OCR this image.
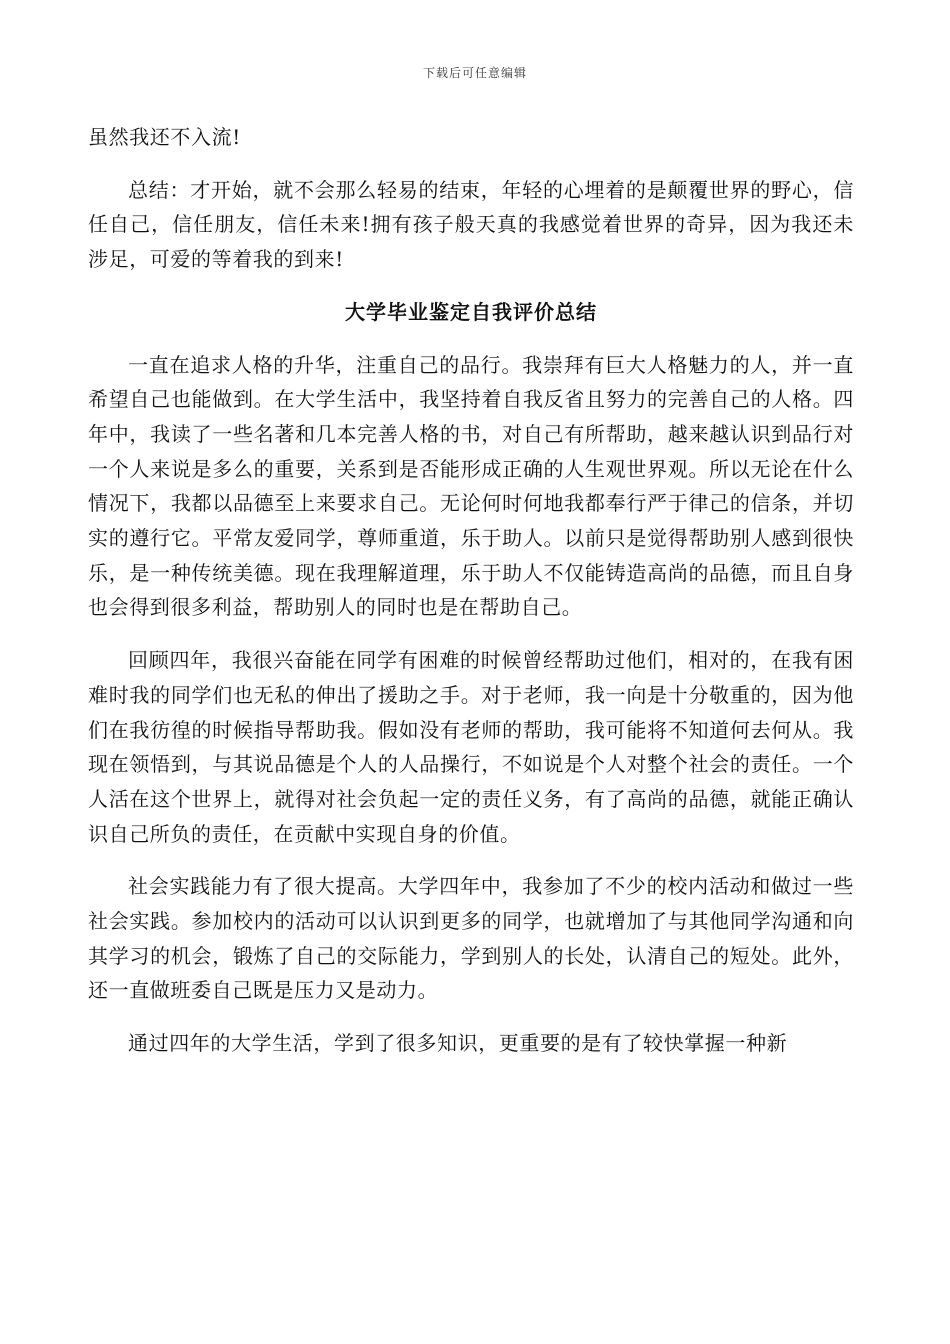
下载后可任意编辑

虽然我还不入流!

总结：才开始，就不会那么轻易的结束，年轻的心埋着的是颠覆世界的野心，信任自己，信任朋友，信任未来!拥有孩子般天真的我感觉着世界的奇异，因为我还未涉足，可爱的等着我的到来!

大学毕业鉴定自我评价总结

一直在追求人格的升华，注重自己的品行。我崇拜有巨大人格魅力的人，并一直希望自己也能做到。在大学生活中，我坚持着自我反省且努力的完善自己的人格。四年中，我读了一些名著和几本完善人格的书，对自己有所帮助，越来越认识到品行对一个人来说是多么的重要，关系到是否能形成正确的人生观世界观。所以无论在什么情况下，我都以品德至上来要求自己。无论何时何地我都奉行严于律己的信条，并切实的遵行它。平常友爱同学，尊师重道，乐于助人。以前只是觉得帮助别人感到很快乐，是一种传统美德。现在我理解道理，乐于助人不仅能铸造高尚的品德，而且自身也会得到很多利益，帮助别人的同时也是在帮助自己。

回顾四年，我很兴奋能在同学有困难的时候曾经帮助过他们，相对的，在我有困难时我的同学们也无私的伸出了援助之手。对于老师，我一向是十分敬重的，因为他们在我彷徨的时候指导帮助我。假如没有老师的帮助，我可能将不知道何去何从。我现在领悟到，与其说品德是个人的人品操行，不如说是个人对整个社会的责任。一个人活在这个世界上，就得对社会负起一定的责任义务，有了高尚的品德，就能正确认识自己所负的责任，在贡献中实现自身的价值。

社会实践能力有了很大提高。大学四年中，我参加了不少的校内活动和做过一些社会实践。参加校内的活动可以认识到更多的同学，也就增加了与其他同学沟通和向其学习的机会，锻炼了自己的交际能力，学到别人的长处，认清自己的短处。此外，还一直做班委自己既是压力又是动力。

通过四年的大学生活，学到了很多知识，更重要的是有了较快掌握一种新
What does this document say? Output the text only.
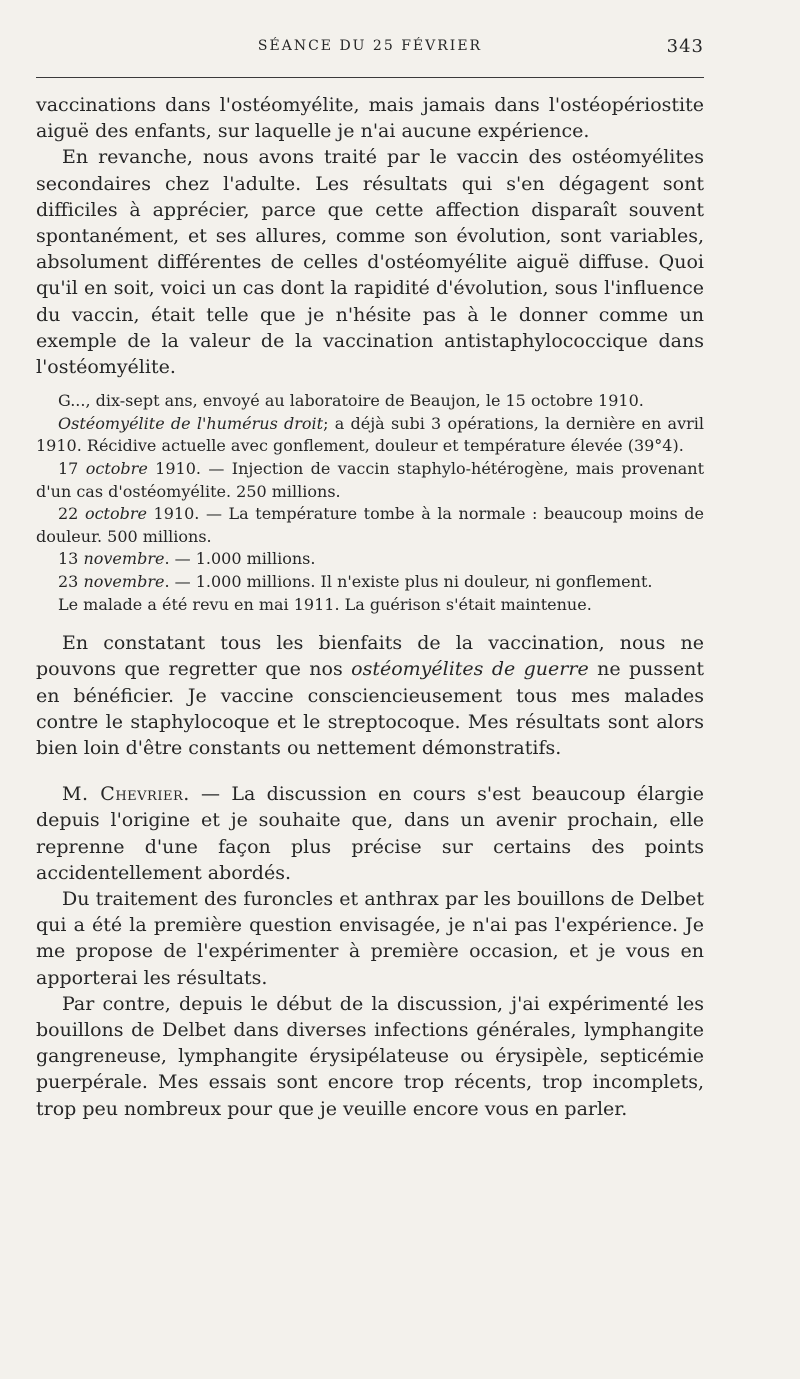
SÉANCE DU 25 FÉVRIER	343

vaccinations dans l'ostéomyélite, mais jamais dans l'ostéopériostite aiguë des enfants, sur laquelle je n'ai aucune expérience.

En revanche, nous avons traité par le vaccin des ostéomyélites secondaires chez l'adulte. Les résultats qui s'en dégagent sont difficiles à apprécier, parce que cette affection disparaît souvent spontanément, et ses allures, comme son évolution, sont variables, absolument différentes de celles d'ostéomyélite aiguë diffuse. Quoi qu'il en soit, voici un cas dont la rapidité d'évolution, sous l'influence du vaccin, était telle que je n'hésite pas à le donner comme un exemple de la valeur de la vaccination antistaphylococcique dans l'ostéomyélite.

G..., dix-sept ans, envoyé au laboratoire de Beaujon, le 15 octobre 1910.

Ostéomyélite de l'humérus droit; a déjà subi 3 opérations, la dernière en avril 1910. Récidive actuelle avec gonflement, douleur et température élevée (39°4).

17 octobre 1910. — Injection de vaccin staphylo-hétérogène, mais provenant d'un cas d'ostéomyélite. 250 millions.

22 octobre 1910. — La température tombe à la normale : beaucoup moins de douleur. 500 millions.

13 novembre. — 1.000 millions.

23 novembre. — 1.000 millions. Il n'existe plus ni douleur, ni gonflement.

Le malade a été revu en mai 1911. La guérison s'était maintenue.

En constatant tous les bienfaits de la vaccination, nous ne pouvons que regretter que nos ostéomyélites de guerre ne pussent en bénéficier. Je vaccine consciencieusement tous mes malades contre le staphylocoque et le streptocoque. Mes résultats sont alors bien loin d'être constants ou nettement démonstratifs.

M. Chevrier. — La discussion en cours s'est beaucoup élargie depuis l'origine et je souhaite que, dans un avenir prochain, elle reprenne d'une façon plus précise sur certains des points accidentellement abordés.

Du traitement des furoncles et anthrax par les bouillons de Delbet qui a été la première question envisagée, je n'ai pas l'expérience. Je me propose de l'expérimenter à première occasion, et je vous en apporterai les résultats.

Par contre, depuis le début de la discussion, j'ai expérimenté les bouillons de Delbet dans diverses infections générales, lymphangite gangreneuse, lymphangite érysipélateuse ou érysipèle, septicémie puerpérale. Mes essais sont encore trop récents, trop incomplets, trop peu nombreux pour que je veuille encore vous en parler.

====

_OBJECTIVE_. Using the material above, return every line exactly as it appears, minus the pictures.

_RESULT FOR THIS TASK_.
OCR this image.
下载后可任意编辑

虽然我还不入流!

总结：才开始，就不会那么轻易的结束，年轻的心埋着的是颠覆世界的野心，信任自己，信任朋友，信任未来!拥有孩子般天真的我感觉着世界的奇异，因为我还未涉足，可爱的等着我的到来!

大学毕业鉴定自我评价总结

一直在追求人格的升华，注重自己的品行。我崇拜有巨大人格魅力的人，并一直希望自己也能做到。在大学生活中，我坚持着自我反省且努力的完善自己的人格。四年中，我读了一些名著和几本完善人格的书，对自己有所帮助，越来越认识到品行对一个人来说是多么的重要，关系到是否能形成正确的人生观世界观。所以无论在什么情况下，我都以品德至上来要求自己。无论何时何地我都奉行严于律己的信条，并切实的遵行它。平常友爱同学，尊师重道，乐于助人。以前只是觉得帮助别人感到很快乐，是一种传统美德。现在我理解道理，乐于助人不仅能铸造高尚的品德，而且自身也会得到很多利益，帮助别人的同时也是在帮助自己。

回顾四年，我很兴奋能在同学有困难的时候曾经帮助过他们，相对的，在我有困难时我的同学们也无私的伸出了援助之手。对于老师，我一向是十分敬重的，因为他们在我彷徨的时候指导帮助我。假如没有老师的帮助，我可能将不知道何去何从。我现在领悟到，与其说品德是个人的人品操行，不如说是个人对整个社会的责任。一个人活在这个世界上，就得对社会负起一定的责任义务，有了高尚的品德，就能正确认识自己所负的责任，在贡献中实现自身的价值。

社会实践能力有了很大提高。大学四年中，我参加了不少的校内活动和做过一些社会实践。参加校内的活动可以认识到更多的同学，也就增加了与其他同学沟通和向其学习的机会，锻炼了自己的交际能力，学到别人的长处，认清自己的短处。此外，还一直做班委自己既是压力又是动力。

通过四年的大学生活，学到了很多知识，更重要的是有了较快掌握一种新
What does this document say? Output the text only.
SÉANCE DU 25 FÉVRIER	343

vaccinations dans l'ostéomyélite, mais jamais dans l'ostéopériostite aiguë des enfants, sur laquelle je n'ai aucune expérience.

En revanche, nous avons traité par le vaccin des ostéomyélites secondaires chez l'adulte. Les résultats qui s'en dégagent sont difficiles à apprécier, parce que cette affection disparaît souvent spontanément, et ses allures, comme son évolution, sont variables, absolument différentes de celles d'ostéomyélite aiguë diffuse. Quoi qu'il en soit, voici un cas dont la rapidité d'évolution, sous l'influence du vaccin, était telle que je n'hésite pas à le donner comme un exemple de la valeur de la vaccination antistaphylococcique dans l'ostéomyélite.

G..., dix-sept ans, envoyé au laboratoire de Beaujon, le 15 octobre 1910.

Ostéomyélite de l'humérus droit; a déjà subi 3 opérations, la dernière en avril 1910. Récidive actuelle avec gonflement, douleur et température élevée (39°4).

17 octobre 1910. — Injection de vaccin staphylo-hétérogène, mais provenant d'un cas d'ostéomyélite. 250 millions.

22 octobre 1910. — La température tombe à la normale : beaucoup moins de douleur. 500 millions.

13 novembre. — 1.000 millions.

23 novembre. — 1.000 millions. Il n'existe plus ni douleur, ni gonflement.

Le malade a été revu en mai 1911. La guérison s'était maintenue.

En constatant tous les bienfaits de la vaccination, nous ne pouvons que regretter que nos ostéomyélites de guerre ne pussent en bénéficier. Je vaccine consciencieusement tous mes malades contre le staphylocoque et le streptocoque. Mes résultats sont alors bien loin d'être constants ou nettement démonstratifs.

M. Chevrier. — La discussion en cours s'est beaucoup élargie depuis l'origine et je souhaite que, dans un avenir prochain, elle reprenne d'une façon plus précise sur certains des points accidentellement abordés.

Du traitement des furoncles et anthrax par les bouillons de Delbet qui a été la première question envisagée, je n'ai pas l'expérience. Je me propose de l'expérimenter à première occasion, et je vous en apporterai les résultats.

Par contre, depuis le début de la discussion, j'ai expérimenté les bouillons de Delbet dans diverses infections générales, lymphangite gangreneuse, lymphangite érysipélateuse ou érysipèle, septicémie puerpérale. Mes essais sont encore trop récents, trop incomplets, trop peu nombreux pour que je veuille encore vous en parler.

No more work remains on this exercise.